───── Data entries ─────
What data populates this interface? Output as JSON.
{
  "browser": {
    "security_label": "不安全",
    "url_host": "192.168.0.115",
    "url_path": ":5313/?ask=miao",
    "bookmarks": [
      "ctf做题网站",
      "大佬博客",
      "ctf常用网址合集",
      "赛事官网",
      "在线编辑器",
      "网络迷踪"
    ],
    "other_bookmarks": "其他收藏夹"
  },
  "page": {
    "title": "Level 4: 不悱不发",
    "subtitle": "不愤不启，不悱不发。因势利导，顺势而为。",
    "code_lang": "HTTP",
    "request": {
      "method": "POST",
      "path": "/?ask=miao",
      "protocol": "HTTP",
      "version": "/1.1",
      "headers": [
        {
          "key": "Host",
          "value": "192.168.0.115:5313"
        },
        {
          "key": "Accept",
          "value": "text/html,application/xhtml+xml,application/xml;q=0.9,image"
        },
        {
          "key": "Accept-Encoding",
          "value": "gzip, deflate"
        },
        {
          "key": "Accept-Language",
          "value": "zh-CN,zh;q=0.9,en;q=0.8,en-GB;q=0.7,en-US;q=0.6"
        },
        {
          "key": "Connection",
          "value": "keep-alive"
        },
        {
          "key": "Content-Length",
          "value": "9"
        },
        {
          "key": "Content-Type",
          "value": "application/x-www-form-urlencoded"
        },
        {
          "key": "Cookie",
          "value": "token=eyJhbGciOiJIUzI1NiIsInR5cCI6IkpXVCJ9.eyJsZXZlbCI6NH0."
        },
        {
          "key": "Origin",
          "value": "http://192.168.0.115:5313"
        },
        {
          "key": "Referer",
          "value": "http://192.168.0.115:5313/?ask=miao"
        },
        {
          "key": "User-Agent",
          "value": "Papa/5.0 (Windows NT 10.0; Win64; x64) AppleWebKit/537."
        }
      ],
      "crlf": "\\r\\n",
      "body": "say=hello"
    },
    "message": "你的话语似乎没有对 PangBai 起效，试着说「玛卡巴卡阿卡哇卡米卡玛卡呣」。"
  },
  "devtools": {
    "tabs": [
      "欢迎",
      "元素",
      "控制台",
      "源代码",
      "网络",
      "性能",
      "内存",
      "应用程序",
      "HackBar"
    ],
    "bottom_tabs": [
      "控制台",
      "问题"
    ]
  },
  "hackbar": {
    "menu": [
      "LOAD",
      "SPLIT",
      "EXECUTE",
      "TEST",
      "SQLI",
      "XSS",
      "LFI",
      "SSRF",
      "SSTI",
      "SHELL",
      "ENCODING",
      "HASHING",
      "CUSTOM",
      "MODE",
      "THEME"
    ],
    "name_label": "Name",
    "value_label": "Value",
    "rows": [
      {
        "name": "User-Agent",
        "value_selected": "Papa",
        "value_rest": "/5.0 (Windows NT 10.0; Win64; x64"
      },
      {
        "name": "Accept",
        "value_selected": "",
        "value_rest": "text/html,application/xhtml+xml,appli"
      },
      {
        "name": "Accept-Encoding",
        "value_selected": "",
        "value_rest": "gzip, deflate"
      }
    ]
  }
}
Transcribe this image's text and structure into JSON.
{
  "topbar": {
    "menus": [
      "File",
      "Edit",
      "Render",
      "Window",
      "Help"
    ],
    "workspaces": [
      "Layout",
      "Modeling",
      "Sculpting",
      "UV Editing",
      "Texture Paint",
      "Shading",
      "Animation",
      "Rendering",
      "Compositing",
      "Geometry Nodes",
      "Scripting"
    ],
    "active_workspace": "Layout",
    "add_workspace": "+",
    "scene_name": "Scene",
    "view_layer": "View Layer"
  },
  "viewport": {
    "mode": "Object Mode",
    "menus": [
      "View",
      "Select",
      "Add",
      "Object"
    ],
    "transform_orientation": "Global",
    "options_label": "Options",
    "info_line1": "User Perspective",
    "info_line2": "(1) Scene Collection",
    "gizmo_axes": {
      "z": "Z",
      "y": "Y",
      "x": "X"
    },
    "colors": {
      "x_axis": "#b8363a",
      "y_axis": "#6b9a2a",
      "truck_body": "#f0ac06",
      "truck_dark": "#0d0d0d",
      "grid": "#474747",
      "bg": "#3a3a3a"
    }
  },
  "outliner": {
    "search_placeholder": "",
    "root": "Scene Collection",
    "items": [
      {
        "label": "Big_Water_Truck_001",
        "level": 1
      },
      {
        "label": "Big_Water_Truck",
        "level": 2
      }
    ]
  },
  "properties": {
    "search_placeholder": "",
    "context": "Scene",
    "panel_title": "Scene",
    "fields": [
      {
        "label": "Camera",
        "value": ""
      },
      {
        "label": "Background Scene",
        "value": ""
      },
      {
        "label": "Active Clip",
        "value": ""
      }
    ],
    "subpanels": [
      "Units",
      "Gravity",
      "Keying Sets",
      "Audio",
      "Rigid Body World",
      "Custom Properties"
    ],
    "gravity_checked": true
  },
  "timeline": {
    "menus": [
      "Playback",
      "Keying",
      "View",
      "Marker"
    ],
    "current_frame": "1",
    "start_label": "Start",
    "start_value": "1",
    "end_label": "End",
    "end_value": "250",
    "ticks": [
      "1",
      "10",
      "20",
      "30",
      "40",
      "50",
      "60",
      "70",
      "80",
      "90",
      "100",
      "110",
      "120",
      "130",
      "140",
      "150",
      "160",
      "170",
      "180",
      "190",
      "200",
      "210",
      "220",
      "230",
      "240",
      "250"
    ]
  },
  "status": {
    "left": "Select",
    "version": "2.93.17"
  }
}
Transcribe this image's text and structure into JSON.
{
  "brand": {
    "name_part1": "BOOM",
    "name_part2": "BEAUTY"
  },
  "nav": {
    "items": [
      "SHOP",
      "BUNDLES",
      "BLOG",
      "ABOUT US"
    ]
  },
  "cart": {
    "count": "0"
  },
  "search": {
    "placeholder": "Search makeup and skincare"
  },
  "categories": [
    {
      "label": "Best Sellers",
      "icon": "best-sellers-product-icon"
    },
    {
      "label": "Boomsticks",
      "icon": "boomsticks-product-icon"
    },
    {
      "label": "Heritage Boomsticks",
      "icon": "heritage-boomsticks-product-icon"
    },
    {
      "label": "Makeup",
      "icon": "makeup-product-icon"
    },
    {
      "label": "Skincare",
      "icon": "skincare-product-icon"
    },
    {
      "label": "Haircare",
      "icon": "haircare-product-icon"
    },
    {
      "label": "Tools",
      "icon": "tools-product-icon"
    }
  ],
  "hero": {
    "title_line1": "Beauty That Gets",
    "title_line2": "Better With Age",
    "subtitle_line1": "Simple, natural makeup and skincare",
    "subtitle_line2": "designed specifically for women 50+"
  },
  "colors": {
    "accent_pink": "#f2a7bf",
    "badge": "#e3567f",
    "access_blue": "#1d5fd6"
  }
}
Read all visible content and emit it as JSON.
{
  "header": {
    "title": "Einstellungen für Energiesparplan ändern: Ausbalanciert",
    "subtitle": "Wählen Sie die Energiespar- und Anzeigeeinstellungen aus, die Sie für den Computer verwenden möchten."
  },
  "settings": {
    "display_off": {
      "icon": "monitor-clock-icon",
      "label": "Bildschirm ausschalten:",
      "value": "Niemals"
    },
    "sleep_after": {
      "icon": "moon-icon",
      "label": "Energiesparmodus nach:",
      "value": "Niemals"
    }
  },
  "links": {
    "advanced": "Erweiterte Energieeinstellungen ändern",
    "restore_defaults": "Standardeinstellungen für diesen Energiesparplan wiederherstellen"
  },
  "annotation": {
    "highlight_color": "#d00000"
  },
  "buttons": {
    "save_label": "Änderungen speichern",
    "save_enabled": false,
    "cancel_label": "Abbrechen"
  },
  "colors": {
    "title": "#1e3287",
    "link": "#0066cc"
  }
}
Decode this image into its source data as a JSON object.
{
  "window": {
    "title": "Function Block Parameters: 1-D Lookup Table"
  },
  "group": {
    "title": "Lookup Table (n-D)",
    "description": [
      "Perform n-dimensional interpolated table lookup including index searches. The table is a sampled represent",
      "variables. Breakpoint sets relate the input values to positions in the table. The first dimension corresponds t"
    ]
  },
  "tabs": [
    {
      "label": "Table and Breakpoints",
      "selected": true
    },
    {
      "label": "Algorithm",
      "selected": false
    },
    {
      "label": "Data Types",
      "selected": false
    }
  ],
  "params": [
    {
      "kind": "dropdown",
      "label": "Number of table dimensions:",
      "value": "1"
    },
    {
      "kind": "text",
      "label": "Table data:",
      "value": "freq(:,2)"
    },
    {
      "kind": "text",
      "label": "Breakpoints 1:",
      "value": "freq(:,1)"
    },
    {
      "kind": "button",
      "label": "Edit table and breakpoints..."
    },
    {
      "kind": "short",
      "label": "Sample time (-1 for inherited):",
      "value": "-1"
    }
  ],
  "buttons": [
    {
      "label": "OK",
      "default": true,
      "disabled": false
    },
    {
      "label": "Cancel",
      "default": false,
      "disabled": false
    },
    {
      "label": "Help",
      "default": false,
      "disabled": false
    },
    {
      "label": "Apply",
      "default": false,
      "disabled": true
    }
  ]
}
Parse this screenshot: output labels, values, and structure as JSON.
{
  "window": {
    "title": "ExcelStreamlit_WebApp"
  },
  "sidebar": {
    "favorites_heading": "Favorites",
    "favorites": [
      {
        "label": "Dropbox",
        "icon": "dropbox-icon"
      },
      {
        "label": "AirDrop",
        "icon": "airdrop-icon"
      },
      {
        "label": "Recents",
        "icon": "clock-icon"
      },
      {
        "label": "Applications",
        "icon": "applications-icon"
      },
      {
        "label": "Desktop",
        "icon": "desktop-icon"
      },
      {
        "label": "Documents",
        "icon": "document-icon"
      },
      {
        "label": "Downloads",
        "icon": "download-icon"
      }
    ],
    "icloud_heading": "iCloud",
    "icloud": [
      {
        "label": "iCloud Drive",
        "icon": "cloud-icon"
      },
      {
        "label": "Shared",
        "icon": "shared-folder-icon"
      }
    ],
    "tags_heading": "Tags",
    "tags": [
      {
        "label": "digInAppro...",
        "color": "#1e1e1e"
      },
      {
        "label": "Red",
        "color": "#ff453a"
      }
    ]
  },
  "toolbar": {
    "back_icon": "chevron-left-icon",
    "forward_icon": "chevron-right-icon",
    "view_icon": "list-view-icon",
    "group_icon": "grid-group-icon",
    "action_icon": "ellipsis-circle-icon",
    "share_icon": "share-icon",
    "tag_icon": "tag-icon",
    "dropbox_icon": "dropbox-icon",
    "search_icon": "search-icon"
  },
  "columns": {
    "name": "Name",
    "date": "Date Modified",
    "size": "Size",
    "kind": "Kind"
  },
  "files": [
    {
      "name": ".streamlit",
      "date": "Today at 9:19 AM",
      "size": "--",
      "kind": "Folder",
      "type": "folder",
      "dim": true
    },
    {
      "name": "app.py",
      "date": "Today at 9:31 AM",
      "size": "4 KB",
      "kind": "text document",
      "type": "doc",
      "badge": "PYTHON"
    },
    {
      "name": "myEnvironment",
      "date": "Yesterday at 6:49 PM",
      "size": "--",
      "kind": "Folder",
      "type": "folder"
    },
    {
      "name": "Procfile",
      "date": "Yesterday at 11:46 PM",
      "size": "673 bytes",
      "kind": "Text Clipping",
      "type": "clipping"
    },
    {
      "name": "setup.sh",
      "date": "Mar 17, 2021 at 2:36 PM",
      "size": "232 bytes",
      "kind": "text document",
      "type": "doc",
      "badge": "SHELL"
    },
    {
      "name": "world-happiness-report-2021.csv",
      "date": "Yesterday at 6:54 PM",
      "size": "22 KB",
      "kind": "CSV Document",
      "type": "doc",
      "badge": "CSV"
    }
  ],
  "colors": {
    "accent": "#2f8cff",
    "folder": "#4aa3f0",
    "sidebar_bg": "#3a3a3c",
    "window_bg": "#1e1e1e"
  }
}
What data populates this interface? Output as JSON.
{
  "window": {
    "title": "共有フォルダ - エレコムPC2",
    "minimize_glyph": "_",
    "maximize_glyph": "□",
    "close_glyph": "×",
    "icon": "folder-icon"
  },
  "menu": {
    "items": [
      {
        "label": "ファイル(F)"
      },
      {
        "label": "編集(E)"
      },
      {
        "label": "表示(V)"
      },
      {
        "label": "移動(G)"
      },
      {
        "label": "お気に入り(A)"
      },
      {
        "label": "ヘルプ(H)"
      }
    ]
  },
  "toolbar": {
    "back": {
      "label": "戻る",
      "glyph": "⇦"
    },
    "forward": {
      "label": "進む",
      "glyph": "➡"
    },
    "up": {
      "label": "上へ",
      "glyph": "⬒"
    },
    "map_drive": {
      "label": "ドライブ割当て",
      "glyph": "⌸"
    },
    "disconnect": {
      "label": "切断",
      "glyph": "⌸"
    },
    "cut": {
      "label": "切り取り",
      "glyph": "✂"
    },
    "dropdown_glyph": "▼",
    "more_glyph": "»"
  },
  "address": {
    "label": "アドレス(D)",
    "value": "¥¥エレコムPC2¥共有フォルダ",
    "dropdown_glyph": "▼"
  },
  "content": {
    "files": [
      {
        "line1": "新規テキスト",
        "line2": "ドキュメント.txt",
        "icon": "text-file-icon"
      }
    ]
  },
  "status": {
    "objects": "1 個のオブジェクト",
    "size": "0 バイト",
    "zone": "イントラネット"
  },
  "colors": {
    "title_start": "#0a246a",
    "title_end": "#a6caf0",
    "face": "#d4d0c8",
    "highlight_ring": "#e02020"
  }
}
─────
## Challenge:
From the listing above, return each line with the word "values".

## Worked solution:
      "variables. Breakpoint sets relate the input values to positions in the table. The first dimension corresponds t"
Parse this screenshot: output labels, values, and structure as JSON.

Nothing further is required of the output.